Collected data:
######
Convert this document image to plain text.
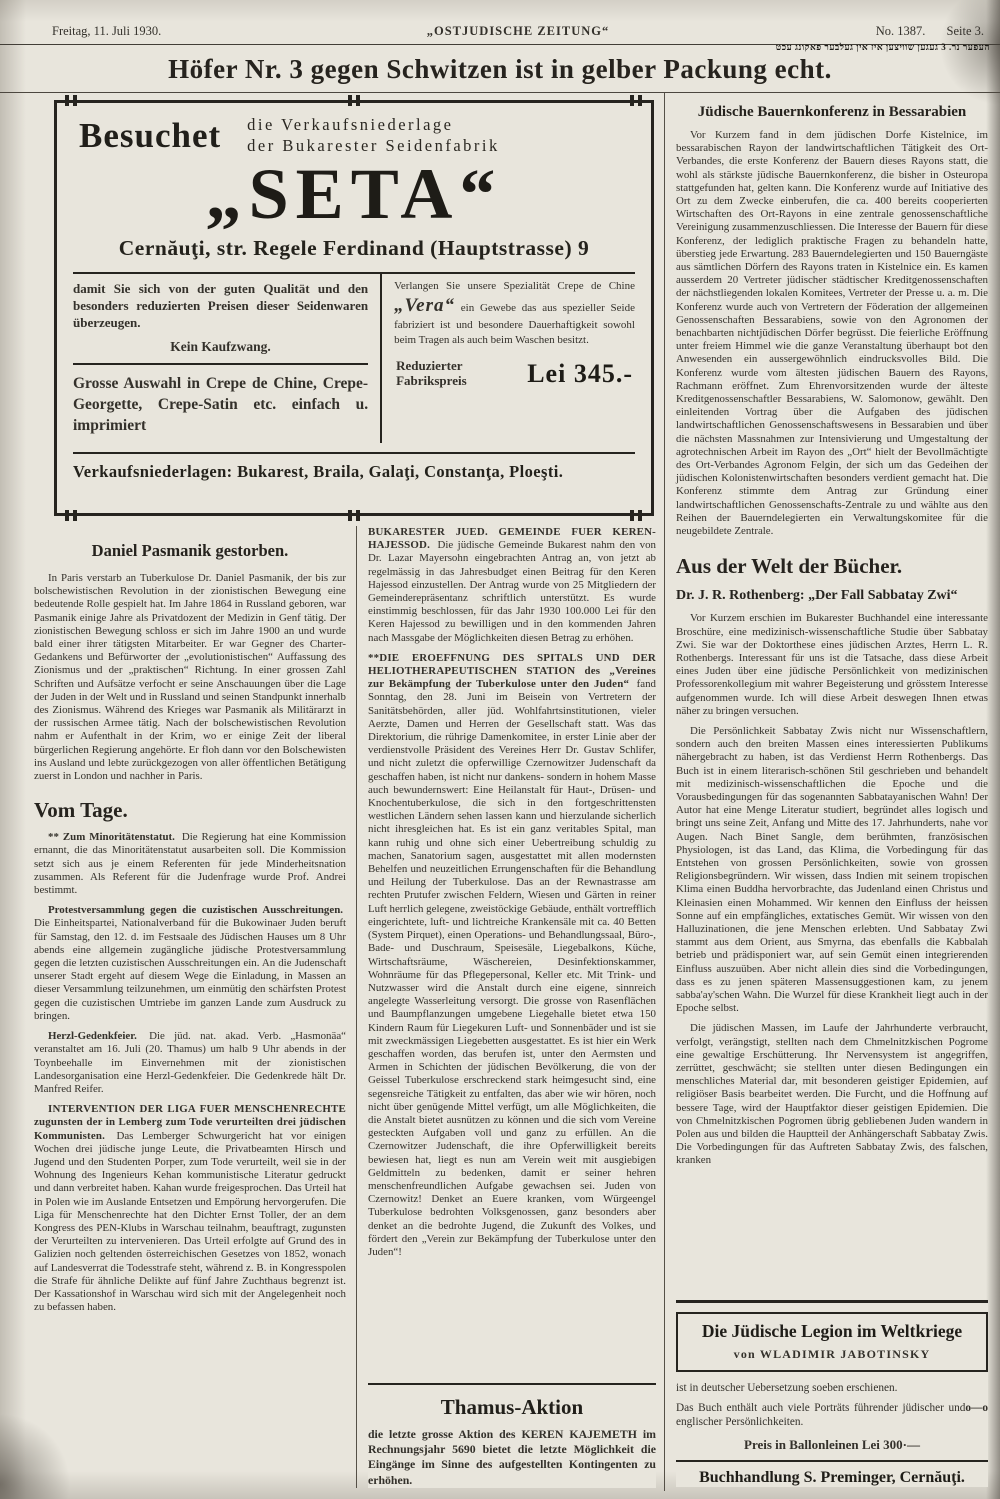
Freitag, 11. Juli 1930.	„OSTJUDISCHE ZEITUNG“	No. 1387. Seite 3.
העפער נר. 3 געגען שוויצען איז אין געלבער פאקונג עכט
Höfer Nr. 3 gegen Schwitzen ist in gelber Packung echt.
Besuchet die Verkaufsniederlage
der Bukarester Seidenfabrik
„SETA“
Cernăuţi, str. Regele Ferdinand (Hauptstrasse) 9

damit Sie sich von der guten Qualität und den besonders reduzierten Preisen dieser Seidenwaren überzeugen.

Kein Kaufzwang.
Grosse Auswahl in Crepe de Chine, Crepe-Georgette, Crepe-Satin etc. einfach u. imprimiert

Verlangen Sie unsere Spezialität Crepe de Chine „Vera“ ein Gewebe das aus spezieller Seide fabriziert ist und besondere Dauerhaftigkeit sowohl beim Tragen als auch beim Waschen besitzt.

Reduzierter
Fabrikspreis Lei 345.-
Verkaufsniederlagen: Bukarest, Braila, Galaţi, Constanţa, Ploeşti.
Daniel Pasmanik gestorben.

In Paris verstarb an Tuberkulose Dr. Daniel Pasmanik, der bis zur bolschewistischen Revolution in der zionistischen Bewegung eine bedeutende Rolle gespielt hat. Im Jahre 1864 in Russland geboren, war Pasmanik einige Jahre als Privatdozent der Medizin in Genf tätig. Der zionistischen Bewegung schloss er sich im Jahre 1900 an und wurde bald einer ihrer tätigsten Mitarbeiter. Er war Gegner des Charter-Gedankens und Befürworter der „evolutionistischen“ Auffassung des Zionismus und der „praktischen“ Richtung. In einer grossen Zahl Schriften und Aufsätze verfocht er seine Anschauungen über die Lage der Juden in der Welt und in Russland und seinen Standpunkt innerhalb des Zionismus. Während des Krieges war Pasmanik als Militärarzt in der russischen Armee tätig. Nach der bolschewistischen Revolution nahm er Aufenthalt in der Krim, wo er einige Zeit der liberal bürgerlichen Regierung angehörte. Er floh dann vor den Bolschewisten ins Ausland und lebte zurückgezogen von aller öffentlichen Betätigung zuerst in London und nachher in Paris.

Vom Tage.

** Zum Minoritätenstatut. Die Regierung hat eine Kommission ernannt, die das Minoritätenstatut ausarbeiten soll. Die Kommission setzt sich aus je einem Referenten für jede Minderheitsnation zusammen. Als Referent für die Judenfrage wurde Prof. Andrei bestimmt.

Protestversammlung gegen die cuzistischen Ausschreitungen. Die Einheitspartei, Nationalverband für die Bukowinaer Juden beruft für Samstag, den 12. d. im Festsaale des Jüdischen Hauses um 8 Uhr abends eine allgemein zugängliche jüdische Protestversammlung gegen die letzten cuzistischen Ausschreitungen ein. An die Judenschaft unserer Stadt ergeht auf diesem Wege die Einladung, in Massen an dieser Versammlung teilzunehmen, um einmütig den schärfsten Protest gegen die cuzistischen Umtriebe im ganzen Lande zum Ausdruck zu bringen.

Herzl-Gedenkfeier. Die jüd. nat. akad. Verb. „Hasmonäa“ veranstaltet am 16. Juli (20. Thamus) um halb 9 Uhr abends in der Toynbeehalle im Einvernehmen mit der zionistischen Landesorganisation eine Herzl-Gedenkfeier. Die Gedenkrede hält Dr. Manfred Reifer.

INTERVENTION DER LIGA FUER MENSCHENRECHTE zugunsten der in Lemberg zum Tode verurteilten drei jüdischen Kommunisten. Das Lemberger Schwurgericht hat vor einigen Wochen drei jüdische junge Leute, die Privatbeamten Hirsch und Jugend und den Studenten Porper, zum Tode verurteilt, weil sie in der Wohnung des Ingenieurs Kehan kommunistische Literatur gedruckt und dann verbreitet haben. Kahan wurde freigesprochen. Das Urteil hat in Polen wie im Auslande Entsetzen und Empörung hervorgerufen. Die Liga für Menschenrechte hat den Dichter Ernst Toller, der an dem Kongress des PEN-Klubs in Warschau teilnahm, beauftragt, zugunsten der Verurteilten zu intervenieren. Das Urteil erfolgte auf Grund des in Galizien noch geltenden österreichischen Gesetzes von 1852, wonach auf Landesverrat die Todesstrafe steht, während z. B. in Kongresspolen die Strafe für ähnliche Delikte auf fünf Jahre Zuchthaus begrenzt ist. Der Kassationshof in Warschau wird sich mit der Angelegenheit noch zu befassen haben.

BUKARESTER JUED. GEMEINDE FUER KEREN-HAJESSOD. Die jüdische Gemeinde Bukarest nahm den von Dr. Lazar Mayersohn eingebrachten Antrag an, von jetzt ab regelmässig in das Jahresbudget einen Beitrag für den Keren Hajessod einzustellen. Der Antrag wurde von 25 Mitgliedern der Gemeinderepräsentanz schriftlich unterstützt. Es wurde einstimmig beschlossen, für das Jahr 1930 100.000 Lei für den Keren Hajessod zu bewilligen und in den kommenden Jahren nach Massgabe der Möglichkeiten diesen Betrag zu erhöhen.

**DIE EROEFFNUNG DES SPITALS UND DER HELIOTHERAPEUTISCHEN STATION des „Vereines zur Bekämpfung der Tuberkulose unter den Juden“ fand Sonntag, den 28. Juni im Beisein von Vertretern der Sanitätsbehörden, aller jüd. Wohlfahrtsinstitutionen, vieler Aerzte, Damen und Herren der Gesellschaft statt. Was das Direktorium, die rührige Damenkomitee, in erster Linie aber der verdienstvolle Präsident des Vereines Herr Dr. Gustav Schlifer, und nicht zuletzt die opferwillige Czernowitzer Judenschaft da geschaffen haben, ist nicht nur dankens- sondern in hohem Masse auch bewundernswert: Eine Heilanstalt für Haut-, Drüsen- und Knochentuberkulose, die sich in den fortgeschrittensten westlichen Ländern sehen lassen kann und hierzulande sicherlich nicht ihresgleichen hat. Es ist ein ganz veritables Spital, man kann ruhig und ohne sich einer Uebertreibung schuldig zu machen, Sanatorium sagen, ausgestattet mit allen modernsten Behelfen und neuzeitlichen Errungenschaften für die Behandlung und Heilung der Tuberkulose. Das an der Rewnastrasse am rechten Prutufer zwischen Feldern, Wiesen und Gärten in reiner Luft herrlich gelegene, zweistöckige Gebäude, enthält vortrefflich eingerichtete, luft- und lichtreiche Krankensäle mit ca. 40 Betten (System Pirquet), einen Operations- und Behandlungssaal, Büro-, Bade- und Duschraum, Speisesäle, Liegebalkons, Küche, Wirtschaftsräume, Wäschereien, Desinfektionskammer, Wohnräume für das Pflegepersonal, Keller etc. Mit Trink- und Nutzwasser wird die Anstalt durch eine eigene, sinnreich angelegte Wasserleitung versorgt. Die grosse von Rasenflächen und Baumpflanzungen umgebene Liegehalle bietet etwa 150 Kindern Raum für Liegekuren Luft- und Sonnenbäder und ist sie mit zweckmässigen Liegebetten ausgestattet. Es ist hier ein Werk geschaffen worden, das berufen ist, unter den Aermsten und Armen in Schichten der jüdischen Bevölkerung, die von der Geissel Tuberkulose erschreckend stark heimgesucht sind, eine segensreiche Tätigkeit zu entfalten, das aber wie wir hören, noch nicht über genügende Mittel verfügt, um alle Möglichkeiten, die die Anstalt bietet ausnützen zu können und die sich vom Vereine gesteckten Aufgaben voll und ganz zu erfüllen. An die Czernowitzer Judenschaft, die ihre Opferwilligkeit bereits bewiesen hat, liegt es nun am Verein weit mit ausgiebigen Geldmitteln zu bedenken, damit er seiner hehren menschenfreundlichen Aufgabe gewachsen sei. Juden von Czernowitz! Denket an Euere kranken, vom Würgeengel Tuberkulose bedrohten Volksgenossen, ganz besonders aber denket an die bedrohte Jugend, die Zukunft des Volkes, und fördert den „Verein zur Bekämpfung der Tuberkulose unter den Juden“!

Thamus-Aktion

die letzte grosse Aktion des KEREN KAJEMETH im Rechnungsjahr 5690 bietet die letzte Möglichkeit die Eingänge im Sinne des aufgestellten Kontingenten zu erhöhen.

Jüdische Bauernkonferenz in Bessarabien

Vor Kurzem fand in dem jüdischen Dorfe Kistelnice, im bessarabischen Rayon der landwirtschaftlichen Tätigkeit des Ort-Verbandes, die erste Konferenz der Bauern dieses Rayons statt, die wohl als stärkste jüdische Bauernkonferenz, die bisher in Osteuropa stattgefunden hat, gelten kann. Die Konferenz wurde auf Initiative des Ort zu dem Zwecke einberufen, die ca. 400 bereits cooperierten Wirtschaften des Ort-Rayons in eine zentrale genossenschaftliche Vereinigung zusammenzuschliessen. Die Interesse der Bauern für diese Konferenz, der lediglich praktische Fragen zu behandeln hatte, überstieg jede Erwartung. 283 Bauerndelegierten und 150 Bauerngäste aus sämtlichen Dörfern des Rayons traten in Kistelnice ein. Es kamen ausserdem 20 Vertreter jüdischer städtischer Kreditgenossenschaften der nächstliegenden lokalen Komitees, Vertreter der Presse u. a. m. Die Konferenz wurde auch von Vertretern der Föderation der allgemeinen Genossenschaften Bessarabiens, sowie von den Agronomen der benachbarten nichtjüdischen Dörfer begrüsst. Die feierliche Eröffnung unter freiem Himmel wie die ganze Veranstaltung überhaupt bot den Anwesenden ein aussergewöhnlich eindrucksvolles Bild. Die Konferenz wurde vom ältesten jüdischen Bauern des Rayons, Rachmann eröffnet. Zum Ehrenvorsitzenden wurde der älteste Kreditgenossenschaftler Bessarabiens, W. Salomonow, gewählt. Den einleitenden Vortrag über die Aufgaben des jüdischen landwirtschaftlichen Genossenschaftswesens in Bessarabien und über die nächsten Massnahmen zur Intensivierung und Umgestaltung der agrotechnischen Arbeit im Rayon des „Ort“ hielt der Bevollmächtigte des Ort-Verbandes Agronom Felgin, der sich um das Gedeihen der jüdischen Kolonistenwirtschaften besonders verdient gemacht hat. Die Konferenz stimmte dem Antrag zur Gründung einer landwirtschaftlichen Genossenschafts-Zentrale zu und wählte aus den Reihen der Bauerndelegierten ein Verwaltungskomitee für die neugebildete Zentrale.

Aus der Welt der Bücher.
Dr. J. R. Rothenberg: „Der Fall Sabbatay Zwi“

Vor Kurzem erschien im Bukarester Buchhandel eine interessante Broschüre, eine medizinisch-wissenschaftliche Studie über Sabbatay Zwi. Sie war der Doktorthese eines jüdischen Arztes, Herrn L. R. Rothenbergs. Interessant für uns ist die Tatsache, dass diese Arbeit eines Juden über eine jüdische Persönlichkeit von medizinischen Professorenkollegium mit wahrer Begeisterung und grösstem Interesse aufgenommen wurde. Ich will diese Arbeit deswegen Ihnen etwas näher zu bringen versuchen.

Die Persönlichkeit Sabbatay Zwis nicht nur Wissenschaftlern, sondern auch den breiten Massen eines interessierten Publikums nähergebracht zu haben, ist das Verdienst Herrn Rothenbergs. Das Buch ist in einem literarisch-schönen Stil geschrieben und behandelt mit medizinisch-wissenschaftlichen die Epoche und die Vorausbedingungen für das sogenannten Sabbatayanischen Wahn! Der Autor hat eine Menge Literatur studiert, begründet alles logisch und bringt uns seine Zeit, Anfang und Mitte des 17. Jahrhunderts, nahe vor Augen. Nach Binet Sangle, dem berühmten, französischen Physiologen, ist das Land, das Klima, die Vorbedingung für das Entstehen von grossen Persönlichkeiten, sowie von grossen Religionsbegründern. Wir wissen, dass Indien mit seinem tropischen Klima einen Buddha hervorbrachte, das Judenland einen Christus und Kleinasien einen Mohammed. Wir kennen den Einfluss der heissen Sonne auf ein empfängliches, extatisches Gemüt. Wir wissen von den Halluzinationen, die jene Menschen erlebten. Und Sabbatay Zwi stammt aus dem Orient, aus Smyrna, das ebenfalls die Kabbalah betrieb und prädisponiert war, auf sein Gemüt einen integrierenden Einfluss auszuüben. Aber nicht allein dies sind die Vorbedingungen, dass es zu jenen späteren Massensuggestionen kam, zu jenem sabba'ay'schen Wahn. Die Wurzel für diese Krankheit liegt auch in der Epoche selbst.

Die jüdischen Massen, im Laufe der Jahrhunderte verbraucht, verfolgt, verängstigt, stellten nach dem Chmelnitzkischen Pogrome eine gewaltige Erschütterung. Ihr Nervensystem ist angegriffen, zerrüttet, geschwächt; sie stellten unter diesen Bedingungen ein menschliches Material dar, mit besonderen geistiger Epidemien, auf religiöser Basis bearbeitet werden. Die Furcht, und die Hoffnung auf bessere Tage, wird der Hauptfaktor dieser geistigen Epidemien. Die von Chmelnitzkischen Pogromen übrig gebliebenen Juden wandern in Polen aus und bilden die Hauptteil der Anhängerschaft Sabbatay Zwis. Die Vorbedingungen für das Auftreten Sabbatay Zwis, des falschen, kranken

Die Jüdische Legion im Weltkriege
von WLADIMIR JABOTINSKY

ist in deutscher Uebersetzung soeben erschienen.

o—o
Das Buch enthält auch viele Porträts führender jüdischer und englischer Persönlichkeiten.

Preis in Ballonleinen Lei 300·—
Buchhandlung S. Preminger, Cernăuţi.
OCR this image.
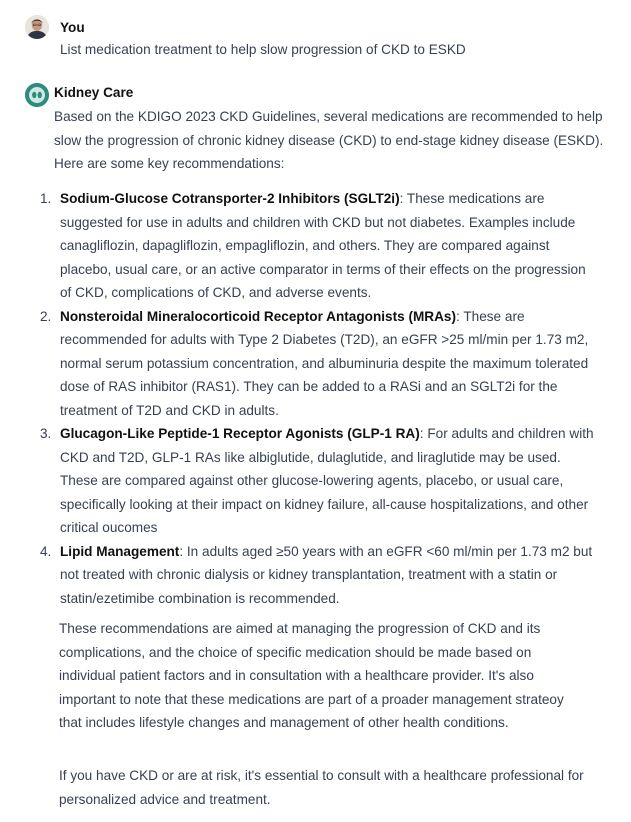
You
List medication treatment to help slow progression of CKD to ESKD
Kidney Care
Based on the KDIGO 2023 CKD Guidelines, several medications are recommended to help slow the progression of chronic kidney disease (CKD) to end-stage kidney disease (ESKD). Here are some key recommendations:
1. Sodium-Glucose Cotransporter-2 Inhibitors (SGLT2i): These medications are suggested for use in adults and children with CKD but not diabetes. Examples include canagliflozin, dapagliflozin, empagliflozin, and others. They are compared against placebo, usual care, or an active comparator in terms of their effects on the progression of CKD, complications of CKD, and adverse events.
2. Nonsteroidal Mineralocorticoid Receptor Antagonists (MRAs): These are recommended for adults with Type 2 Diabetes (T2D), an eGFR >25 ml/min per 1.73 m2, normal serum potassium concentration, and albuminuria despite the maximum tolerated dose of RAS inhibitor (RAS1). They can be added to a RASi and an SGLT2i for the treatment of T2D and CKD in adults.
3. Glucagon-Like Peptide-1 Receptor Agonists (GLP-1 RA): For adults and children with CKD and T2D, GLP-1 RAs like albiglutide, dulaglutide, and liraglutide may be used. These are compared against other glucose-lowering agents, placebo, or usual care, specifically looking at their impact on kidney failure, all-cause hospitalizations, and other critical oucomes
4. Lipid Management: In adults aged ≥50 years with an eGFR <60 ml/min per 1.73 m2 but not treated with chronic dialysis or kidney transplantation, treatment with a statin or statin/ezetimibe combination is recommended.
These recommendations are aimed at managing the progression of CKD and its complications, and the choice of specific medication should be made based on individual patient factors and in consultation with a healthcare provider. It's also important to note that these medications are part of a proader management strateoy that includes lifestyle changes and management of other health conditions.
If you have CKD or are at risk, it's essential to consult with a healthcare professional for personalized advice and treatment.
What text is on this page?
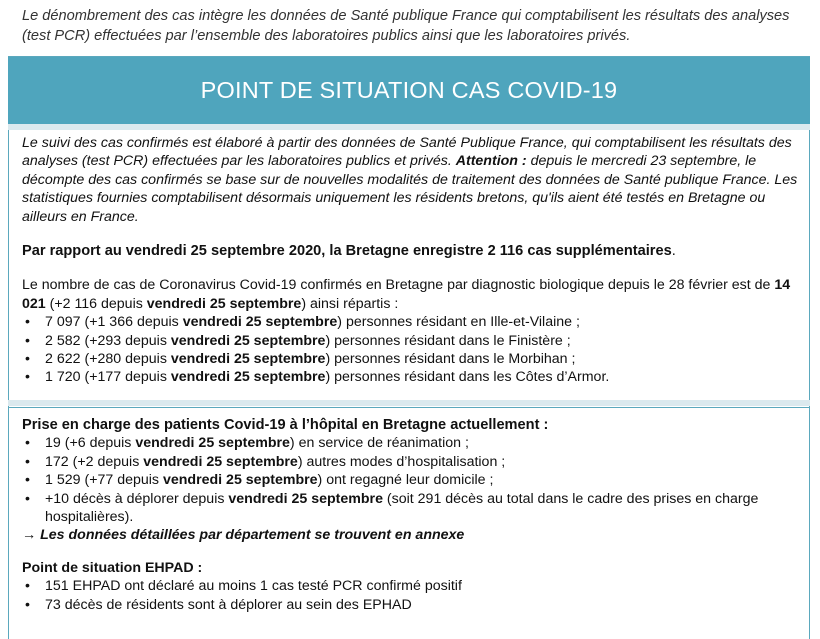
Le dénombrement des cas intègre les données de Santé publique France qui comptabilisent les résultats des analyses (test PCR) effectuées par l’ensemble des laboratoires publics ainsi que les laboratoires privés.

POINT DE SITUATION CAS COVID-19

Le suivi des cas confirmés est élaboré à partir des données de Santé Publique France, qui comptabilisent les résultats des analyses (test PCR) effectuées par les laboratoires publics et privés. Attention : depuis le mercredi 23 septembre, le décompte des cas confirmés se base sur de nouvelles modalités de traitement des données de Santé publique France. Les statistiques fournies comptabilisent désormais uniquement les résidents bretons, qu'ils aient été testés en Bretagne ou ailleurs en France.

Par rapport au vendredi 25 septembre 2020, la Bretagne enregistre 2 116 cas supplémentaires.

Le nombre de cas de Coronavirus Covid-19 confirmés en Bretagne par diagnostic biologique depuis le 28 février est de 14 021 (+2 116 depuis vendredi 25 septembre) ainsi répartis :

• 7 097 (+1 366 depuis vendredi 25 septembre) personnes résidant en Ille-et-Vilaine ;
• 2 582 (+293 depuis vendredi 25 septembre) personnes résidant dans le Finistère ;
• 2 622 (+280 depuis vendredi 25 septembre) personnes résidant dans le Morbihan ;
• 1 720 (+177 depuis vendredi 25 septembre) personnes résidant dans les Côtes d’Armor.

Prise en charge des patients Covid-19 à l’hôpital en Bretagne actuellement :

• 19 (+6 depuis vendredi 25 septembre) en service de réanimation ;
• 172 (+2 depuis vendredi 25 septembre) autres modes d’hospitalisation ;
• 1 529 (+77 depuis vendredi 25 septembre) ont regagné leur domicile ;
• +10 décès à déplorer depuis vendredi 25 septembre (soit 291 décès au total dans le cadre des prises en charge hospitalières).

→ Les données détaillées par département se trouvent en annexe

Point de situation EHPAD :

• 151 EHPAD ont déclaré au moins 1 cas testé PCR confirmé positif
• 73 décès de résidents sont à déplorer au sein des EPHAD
######
Exercise objective:
State the number of lines in the records that contain the string "Persönlichkeiten". Nothing else is needed.

Final answer:
2